Directive: Consider the data that follows and state how many lines contain the string "name", using the number alone.

Provided records:
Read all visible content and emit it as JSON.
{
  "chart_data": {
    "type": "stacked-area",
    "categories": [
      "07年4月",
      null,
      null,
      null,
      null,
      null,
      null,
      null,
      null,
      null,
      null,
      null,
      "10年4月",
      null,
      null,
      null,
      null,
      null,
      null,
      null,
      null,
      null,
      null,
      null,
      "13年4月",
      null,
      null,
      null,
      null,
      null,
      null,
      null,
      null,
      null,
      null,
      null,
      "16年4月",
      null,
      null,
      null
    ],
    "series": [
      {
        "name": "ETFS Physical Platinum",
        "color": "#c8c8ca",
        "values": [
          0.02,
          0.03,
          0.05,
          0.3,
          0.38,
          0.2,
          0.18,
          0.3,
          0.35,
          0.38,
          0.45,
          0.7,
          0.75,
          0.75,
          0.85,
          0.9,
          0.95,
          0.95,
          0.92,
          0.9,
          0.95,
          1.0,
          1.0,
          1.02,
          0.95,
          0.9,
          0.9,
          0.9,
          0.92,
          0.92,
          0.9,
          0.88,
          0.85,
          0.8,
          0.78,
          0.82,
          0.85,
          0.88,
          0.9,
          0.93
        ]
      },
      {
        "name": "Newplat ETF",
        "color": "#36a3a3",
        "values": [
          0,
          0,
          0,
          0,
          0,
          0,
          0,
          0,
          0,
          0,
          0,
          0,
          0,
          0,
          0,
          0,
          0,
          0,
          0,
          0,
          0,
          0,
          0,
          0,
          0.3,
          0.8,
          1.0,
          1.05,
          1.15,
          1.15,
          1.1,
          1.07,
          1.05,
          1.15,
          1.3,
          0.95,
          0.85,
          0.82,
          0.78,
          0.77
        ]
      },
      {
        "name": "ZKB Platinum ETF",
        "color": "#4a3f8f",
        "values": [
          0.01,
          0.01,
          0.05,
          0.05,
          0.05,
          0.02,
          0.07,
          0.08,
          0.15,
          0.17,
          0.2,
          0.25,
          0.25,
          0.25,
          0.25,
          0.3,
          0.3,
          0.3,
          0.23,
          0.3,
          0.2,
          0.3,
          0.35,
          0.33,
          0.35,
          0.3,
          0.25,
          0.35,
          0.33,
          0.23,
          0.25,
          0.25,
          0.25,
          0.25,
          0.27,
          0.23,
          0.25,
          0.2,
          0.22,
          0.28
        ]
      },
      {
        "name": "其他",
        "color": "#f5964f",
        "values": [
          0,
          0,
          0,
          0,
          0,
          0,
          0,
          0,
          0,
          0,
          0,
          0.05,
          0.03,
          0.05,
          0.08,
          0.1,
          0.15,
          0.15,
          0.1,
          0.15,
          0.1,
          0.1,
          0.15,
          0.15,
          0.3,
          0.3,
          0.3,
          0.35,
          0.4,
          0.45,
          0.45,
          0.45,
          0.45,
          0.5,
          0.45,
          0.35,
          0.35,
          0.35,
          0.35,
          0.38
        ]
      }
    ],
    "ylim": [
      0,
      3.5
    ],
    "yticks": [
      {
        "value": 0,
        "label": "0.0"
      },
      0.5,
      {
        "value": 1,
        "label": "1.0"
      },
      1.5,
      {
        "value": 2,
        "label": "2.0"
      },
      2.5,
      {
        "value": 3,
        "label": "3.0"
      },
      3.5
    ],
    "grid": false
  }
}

Exercise answer: 4